[Exercise goal]:
Report all lines holding "vecka".

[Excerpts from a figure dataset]
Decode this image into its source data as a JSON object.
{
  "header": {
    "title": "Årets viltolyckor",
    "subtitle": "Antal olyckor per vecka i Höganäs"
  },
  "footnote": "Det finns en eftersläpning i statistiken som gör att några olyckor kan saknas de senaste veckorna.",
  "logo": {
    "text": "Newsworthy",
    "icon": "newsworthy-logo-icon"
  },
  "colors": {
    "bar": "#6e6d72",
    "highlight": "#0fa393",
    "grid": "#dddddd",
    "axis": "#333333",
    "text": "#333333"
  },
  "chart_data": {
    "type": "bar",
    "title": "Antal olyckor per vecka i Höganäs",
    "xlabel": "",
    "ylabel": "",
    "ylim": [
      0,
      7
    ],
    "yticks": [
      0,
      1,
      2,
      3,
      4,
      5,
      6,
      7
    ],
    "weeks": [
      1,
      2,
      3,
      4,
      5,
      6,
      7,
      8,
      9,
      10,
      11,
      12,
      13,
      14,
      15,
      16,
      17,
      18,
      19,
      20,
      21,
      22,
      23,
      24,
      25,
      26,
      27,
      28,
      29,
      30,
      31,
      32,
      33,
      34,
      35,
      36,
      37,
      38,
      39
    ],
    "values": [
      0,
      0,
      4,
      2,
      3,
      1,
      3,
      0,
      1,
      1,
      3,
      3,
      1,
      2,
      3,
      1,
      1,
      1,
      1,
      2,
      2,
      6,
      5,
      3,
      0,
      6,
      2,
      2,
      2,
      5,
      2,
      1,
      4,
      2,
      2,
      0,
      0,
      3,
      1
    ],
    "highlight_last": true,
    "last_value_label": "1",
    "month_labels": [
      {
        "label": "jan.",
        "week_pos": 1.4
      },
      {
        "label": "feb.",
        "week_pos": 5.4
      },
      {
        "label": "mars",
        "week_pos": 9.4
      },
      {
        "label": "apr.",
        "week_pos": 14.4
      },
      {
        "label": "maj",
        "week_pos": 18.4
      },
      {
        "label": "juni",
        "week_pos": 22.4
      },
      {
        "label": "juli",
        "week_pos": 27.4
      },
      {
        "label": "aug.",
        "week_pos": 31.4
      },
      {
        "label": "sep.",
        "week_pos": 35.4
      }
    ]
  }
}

[Solved exercise]:
    "subtitle": "Antal olyckor per vecka i Höganäs"
    "title": "Antal olyckor per vecka i Höganäs",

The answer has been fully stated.